[GOAL]
Please print the full listing exactly.

━━━ EXERCISE MATERIAL ━━━

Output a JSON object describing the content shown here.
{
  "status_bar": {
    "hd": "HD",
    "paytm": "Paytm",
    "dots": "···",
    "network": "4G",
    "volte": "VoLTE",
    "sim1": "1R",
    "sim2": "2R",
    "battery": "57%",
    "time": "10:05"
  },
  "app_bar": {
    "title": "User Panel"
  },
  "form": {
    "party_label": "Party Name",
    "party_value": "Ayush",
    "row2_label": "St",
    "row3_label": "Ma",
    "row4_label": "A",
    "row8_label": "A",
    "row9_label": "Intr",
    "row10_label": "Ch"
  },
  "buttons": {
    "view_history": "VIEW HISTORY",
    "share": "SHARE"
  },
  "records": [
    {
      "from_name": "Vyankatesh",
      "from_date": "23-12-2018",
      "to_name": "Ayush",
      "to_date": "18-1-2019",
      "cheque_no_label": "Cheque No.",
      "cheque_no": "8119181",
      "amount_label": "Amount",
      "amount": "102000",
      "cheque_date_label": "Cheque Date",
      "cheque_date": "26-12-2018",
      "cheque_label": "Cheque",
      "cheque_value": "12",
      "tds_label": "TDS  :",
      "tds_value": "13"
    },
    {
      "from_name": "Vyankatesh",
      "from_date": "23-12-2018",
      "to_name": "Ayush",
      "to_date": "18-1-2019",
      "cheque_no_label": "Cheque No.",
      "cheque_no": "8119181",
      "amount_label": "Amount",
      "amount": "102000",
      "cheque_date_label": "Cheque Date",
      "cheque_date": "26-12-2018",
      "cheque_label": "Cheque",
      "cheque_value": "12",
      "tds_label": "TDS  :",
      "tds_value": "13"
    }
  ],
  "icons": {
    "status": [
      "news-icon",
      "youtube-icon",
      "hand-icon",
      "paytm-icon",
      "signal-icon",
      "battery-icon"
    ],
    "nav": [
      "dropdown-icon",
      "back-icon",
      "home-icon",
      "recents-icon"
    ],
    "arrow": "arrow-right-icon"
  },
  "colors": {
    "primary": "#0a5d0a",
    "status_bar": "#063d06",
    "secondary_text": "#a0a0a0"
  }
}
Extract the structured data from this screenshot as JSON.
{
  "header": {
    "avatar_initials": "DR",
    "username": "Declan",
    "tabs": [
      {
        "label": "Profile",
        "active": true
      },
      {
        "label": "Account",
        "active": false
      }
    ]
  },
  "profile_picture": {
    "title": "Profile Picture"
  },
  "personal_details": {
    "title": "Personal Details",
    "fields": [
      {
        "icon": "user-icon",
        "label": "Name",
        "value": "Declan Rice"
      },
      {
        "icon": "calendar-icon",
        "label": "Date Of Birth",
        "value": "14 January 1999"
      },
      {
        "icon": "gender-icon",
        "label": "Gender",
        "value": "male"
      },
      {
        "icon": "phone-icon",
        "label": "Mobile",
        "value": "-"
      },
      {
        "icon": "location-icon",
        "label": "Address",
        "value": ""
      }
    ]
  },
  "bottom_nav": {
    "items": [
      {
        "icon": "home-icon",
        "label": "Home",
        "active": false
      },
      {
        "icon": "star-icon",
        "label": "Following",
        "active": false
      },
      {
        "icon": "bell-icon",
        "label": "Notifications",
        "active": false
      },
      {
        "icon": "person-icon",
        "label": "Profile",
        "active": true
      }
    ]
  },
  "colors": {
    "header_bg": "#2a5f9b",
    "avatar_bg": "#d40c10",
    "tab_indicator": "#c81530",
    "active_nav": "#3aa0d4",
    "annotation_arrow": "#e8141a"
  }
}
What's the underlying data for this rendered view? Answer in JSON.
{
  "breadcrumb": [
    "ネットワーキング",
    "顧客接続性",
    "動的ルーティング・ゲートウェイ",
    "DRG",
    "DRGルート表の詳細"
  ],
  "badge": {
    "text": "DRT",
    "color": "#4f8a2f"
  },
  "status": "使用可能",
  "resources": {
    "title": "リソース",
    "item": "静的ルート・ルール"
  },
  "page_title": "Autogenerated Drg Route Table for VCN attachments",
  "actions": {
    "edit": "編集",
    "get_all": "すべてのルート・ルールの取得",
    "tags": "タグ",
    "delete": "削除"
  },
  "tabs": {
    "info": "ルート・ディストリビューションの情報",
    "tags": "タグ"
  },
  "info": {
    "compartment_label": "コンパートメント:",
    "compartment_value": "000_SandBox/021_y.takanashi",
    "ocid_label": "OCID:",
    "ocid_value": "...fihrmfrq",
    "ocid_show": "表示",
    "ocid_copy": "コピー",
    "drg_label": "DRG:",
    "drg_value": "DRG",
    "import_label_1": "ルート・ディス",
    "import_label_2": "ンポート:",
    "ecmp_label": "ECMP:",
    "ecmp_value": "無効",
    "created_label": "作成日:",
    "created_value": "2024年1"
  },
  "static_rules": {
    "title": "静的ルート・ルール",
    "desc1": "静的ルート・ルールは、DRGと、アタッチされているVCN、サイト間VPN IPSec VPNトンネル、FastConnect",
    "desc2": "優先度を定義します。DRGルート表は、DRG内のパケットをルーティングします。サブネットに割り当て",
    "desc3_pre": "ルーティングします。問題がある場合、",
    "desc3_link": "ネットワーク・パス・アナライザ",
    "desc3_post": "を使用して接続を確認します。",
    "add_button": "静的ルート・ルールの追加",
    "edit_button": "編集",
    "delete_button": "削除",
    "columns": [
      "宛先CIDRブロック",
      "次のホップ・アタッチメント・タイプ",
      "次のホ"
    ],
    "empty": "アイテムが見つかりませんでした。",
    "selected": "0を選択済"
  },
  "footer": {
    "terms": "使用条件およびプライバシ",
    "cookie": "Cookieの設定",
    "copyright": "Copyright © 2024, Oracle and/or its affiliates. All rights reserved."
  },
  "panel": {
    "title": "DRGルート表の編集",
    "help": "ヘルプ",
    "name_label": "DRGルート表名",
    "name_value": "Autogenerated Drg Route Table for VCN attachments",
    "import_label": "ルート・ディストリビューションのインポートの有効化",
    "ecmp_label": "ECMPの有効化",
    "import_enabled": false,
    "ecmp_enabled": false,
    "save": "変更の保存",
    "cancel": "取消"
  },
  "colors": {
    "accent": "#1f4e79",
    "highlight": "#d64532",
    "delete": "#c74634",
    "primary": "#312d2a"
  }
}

━━━

[SOLUTION FOR THIS EXERCISE]
Output a JSON object describing the content shown here.
{
  "status_bar": {
    "hd": "HD",
    "paytm": "Paytm",
    "dots": "···",
    "network": "4G",
    "volte": "VoLTE",
    "sim1": "1R",
    "sim2": "2R",
    "battery": "57%",
    "time": "10:05"
  },
  "app_bar": {
    "title": "User Panel"
  },
  "form": {
    "party_label": "Party Name",
    "party_value": "Ayush",
    "row2_label": "St",
    "row3_label": "Ma",
    "row4_label": "A",
    "row8_label": "A",
    "row9_label": "Intr",
    "row10_label": "Ch"
  },
  "buttons": {
    "view_history": "VIEW HISTORY",
    "share": "SHARE"
  },
  "records": [
    {
      "from_name": "Vyankatesh",
      "from_date": "23-12-2018",
      "to_name": "Ayush",
      "to_date": "18-1-2019",
      "cheque_no_label": "Cheque No.",
      "cheque_no": "8119181",
      "amount_label": "Amount",
      "amount": "102000",
      "cheque_date_label": "Cheque Date",
      "cheque_date": "26-12-2018",
      "cheque_label": "Cheque",
      "cheque_value": "12",
      "tds_label": "TDS  :",
      "tds_value": "13"
    },
    {
      "from_name": "Vyankatesh",
      "from_date": "23-12-2018",
      "to_name": "Ayush",
      "to_date": "18-1-2019",
      "cheque_no_label": "Cheque No.",
      "cheque_no": "8119181",
      "amount_label": "Amount",
      "amount": "102000",
      "cheque_date_label": "Cheque Date",
      "cheque_date": "26-12-2018",
      "cheque_label": "Cheque",
      "cheque_value": "12",
      "tds_label": "TDS  :",
      "tds_value": "13"
    }
  ],
  "icons": {
    "status": [
      "news-icon",
      "youtube-icon",
      "hand-icon",
      "paytm-icon",
      "signal-icon",
      "battery-icon"
    ],
    "nav": [
      "dropdown-icon",
      "back-icon",
      "home-icon",
      "recents-icon"
    ],
    "arrow": "arrow-right-icon"
  },
  "colors": {
    "primary": "#0a5d0a",
    "status_bar": "#063d06",
    "secondary_text": "#a0a0a0"
  }
}
Extract the structured data from this screenshot as JSON.
{
  "header": {
    "avatar_initials": "DR",
    "username": "Declan",
    "tabs": [
      {
        "label": "Profile",
        "active": true
      },
      {
        "label": "Account",
        "active": false
      }
    ]
  },
  "profile_picture": {
    "title": "Profile Picture"
  },
  "personal_details": {
    "title": "Personal Details",
    "fields": [
      {
        "icon": "user-icon",
        "label": "Name",
        "value": "Declan Rice"
      },
      {
        "icon": "calendar-icon",
        "label": "Date Of Birth",
        "value": "14 January 1999"
      },
      {
        "icon": "gender-icon",
        "label": "Gender",
        "value": "male"
      },
      {
        "icon": "phone-icon",
        "label": "Mobile",
        "value": "-"
      },
      {
        "icon": "location-icon",
        "label": "Address",
        "value": ""
      }
    ]
  },
  "bottom_nav": {
    "items": [
      {
        "icon": "home-icon",
        "label": "Home",
        "active": false
      },
      {
        "icon": "star-icon",
        "label": "Following",
        "active": false
      },
      {
        "icon": "bell-icon",
        "label": "Notifications",
        "active": false
      },
      {
        "icon": "person-icon",
        "label": "Profile",
        "active": true
      }
    ]
  },
  "colors": {
    "header_bg": "#2a5f9b",
    "avatar_bg": "#d40c10",
    "tab_indicator": "#c81530",
    "active_nav": "#3aa0d4",
    "annotation_arrow": "#e8141a"
  }
}
What's the underlying data for this rendered view? Answer in JSON.
{
  "breadcrumb": [
    "ネットワーキング",
    "顧客接続性",
    "動的ルーティング・ゲートウェイ",
    "DRG",
    "DRGルート表の詳細"
  ],
  "badge": {
    "text": "DRT",
    "color": "#4f8a2f"
  },
  "status": "使用可能",
  "resources": {
    "title": "リソース",
    "item": "静的ルート・ルール"
  },
  "page_title": "Autogenerated Drg Route Table for VCN attachments",
  "actions": {
    "edit": "編集",
    "get_all": "すべてのルート・ルールの取得",
    "tags": "タグ",
    "delete": "削除"
  },
  "tabs": {
    "info": "ルート・ディストリビューションの情報",
    "tags": "タグ"
  },
  "info": {
    "compartment_label": "コンパートメント:",
    "compartment_value": "000_SandBox/021_y.takanashi",
    "ocid_label": "OCID:",
    "ocid_value": "...fihrmfrq",
    "ocid_show": "表示",
    "ocid_copy": "コピー",
    "drg_label": "DRG:",
    "drg_value": "DRG",
    "import_label_1": "ルート・ディス",
    "import_label_2": "ンポート:",
    "ecmp_label": "ECMP:",
    "ecmp_value": "無効",
    "created_label": "作成日:",
    "created_value": "2024年1"
  },
  "static_rules": {
    "title": "静的ルート・ルール",
    "desc1": "静的ルート・ルールは、DRGと、アタッチされているVCN、サイト間VPN IPSec VPNトンネル、FastConnect",
    "desc2": "優先度を定義します。DRGルート表は、DRG内のパケットをルーティングします。サブネットに割り当て",
    "desc3_pre": "ルーティングします。問題がある場合、",
    "desc3_link": "ネットワーク・パス・アナライザ",
    "desc3_post": "を使用して接続を確認します。",
    "add_button": "静的ルート・ルールの追加",
    "edit_button": "編集",
    "delete_button": "削除",
    "columns": [
      "宛先CIDRブロック",
      "次のホップ・アタッチメント・タイプ",
      "次のホ"
    ],
    "empty": "アイテムが見つかりませんでした。",
    "selected": "0を選択済"
  },
  "footer": {
    "terms": "使用条件およびプライバシ",
    "cookie": "Cookieの設定",
    "copyright": "Copyright © 2024, Oracle and/or its affiliates. All rights reserved."
  },
  "panel": {
    "title": "DRGルート表の編集",
    "help": "ヘルプ",
    "name_label": "DRGルート表名",
    "name_value": "Autogenerated Drg Route Table for VCN attachments",
    "import_label": "ルート・ディストリビューションのインポートの有効化",
    "ecmp_label": "ECMPの有効化",
    "import_enabled": false,
    "ecmp_enabled": false,
    "save": "変更の保存",
    "cancel": "取消"
  },
  "colors": {
    "accent": "#1f4e79",
    "highlight": "#d64532",
    "delete": "#c74634",
    "primary": "#312d2a"
  }
}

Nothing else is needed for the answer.